Stored data
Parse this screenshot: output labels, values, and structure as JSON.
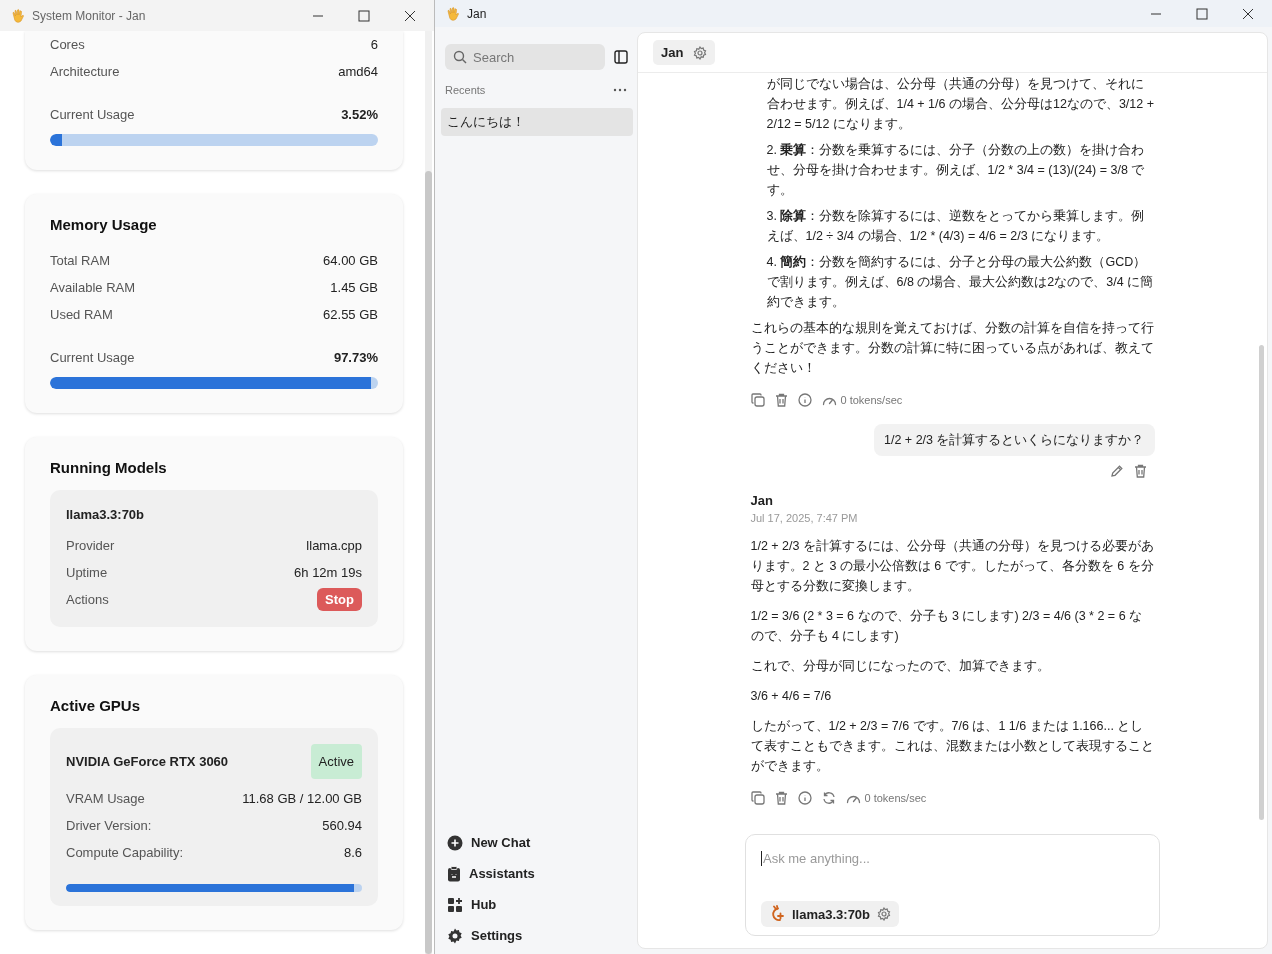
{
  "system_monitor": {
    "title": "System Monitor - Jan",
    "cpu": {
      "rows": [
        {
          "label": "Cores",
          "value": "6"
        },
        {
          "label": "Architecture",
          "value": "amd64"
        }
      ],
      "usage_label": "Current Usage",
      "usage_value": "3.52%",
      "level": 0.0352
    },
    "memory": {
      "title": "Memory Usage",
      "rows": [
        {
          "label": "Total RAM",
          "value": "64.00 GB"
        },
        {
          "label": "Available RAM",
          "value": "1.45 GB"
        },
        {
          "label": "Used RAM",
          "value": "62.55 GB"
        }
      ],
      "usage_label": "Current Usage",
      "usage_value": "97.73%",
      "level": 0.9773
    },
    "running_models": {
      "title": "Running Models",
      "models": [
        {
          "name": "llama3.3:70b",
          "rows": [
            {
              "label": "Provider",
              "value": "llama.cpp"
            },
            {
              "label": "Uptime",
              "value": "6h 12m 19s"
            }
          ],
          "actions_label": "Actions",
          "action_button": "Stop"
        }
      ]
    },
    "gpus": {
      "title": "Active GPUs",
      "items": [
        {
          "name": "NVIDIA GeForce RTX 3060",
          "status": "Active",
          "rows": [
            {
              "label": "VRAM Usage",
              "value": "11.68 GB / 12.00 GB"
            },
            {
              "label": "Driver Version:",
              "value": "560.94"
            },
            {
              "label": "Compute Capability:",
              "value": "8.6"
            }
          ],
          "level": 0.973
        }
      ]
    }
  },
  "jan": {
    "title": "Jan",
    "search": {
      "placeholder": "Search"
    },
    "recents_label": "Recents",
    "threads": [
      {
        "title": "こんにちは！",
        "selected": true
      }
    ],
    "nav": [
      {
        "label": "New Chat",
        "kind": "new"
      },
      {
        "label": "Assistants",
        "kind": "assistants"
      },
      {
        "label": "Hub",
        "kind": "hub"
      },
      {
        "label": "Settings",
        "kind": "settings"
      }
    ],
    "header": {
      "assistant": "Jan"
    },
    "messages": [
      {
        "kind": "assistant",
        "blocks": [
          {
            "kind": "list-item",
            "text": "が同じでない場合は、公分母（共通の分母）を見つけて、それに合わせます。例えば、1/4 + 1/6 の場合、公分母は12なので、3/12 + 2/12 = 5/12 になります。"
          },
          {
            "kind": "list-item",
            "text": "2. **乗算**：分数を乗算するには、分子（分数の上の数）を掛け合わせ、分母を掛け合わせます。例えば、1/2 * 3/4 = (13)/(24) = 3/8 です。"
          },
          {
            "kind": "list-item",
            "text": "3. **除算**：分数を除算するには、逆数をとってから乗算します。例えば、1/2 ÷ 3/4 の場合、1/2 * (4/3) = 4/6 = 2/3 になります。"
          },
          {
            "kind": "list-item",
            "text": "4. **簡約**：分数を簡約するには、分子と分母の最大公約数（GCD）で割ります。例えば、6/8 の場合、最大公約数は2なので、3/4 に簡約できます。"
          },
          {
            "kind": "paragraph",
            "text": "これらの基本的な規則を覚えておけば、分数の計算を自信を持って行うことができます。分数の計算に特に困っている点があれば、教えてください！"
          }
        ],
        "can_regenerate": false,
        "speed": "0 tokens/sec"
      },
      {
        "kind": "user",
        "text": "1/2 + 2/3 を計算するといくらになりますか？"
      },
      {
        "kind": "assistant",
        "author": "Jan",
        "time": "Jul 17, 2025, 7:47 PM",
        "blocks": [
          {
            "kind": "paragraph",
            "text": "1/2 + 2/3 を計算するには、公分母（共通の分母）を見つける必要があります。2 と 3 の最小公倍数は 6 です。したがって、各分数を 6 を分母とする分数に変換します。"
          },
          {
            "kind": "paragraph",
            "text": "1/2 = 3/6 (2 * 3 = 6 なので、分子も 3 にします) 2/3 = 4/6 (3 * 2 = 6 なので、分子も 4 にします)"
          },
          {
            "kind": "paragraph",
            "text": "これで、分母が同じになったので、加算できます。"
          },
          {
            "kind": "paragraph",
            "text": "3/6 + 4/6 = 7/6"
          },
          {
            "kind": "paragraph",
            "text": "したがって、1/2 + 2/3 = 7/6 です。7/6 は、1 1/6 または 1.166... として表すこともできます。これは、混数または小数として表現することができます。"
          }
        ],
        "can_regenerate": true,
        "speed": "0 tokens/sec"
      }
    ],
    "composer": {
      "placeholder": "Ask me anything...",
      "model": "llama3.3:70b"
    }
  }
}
* * *
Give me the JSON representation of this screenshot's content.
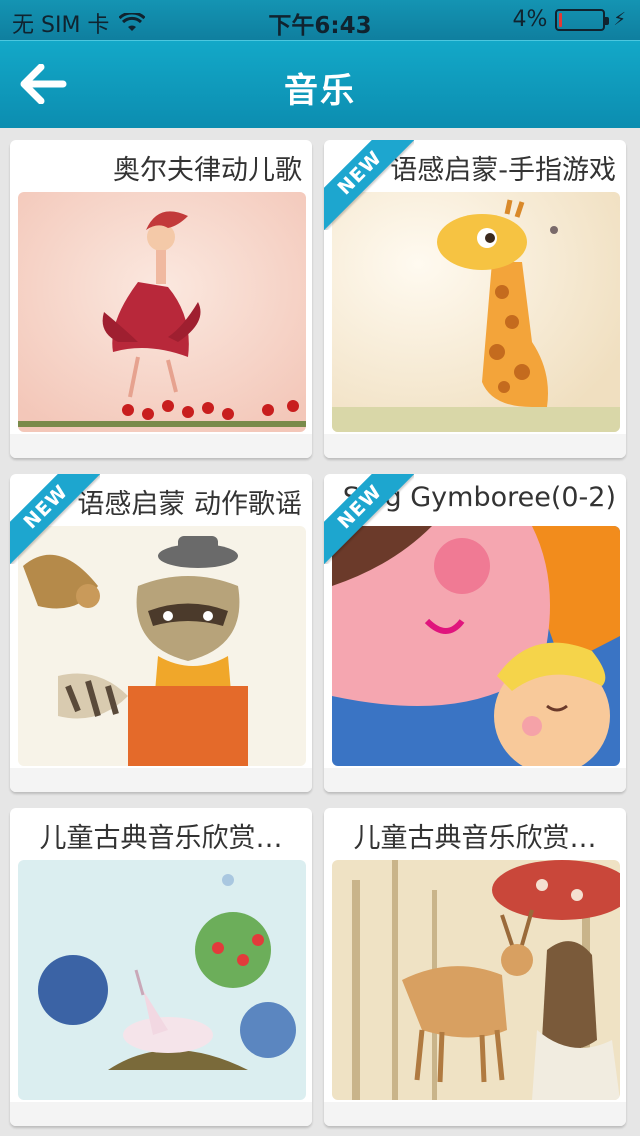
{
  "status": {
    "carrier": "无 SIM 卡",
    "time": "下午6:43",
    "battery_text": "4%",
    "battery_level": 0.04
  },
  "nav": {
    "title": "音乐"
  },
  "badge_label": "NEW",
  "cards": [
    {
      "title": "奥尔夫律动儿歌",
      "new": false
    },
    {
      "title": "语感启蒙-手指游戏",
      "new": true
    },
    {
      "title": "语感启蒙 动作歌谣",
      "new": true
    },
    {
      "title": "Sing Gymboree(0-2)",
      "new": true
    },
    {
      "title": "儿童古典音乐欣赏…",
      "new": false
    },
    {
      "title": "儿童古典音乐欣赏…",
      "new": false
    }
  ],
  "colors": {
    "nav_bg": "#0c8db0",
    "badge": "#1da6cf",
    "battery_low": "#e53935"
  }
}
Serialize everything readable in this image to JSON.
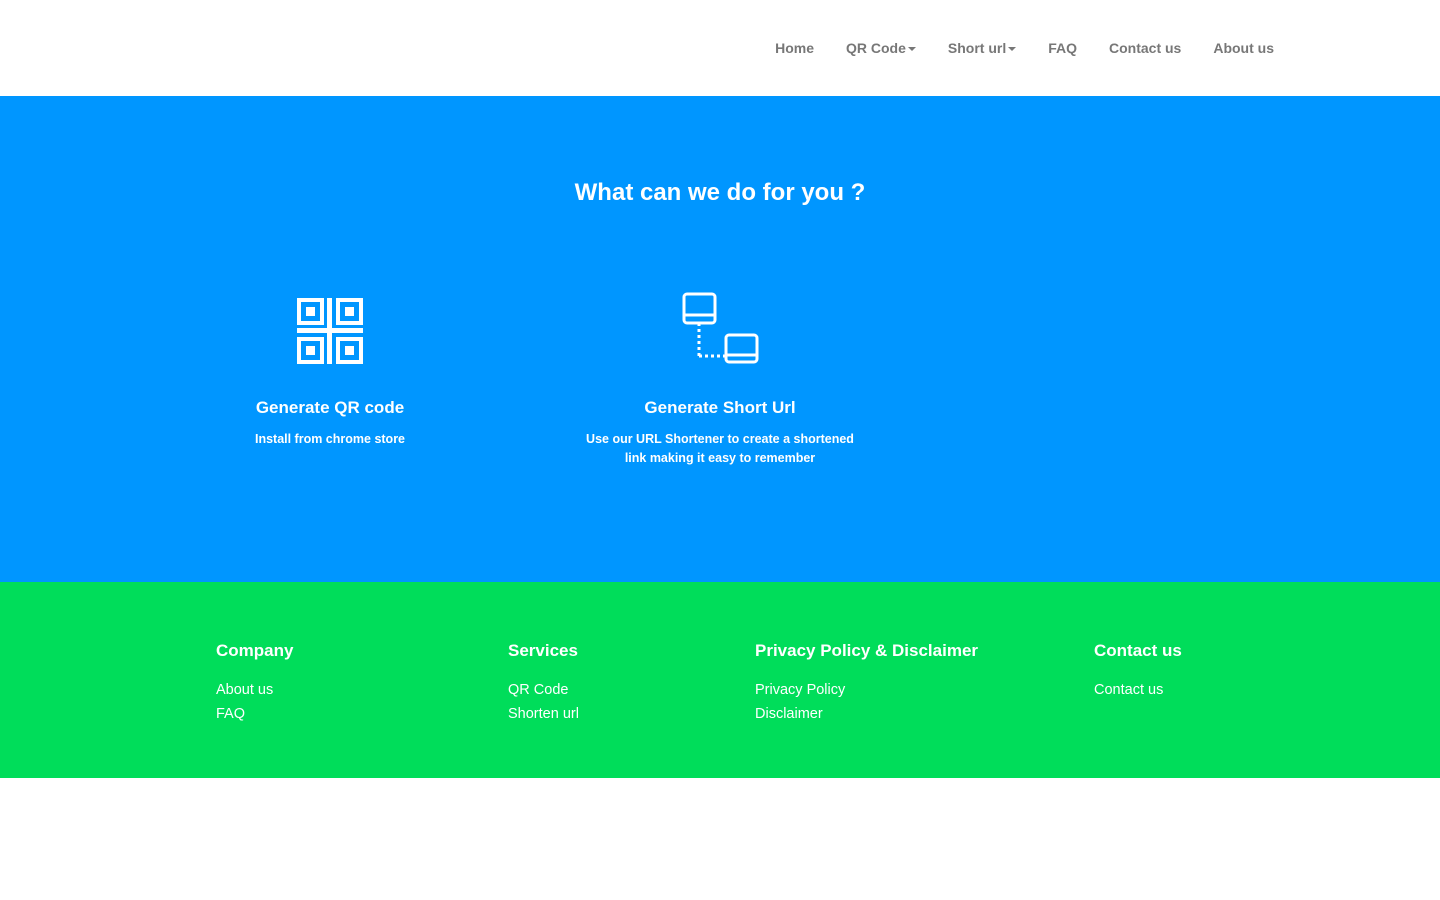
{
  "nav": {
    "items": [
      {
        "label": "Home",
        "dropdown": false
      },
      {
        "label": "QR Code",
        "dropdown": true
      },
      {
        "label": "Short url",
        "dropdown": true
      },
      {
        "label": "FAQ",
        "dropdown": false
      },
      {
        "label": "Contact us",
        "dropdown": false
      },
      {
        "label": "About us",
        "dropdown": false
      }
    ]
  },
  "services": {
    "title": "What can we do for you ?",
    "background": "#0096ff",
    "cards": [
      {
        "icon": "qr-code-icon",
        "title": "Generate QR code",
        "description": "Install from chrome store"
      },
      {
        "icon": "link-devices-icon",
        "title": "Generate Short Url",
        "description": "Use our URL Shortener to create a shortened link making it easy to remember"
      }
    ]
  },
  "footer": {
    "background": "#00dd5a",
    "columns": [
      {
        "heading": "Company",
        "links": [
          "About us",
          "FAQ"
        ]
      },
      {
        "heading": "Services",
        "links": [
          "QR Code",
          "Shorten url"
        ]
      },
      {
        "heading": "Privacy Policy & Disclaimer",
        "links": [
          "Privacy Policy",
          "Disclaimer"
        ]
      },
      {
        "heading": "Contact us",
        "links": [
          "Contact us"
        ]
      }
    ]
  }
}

### WHAT IS REQUIRED:
Count each line where the string "heading" occurs, and write only the number.

### COMPLETE RESPONSE:
4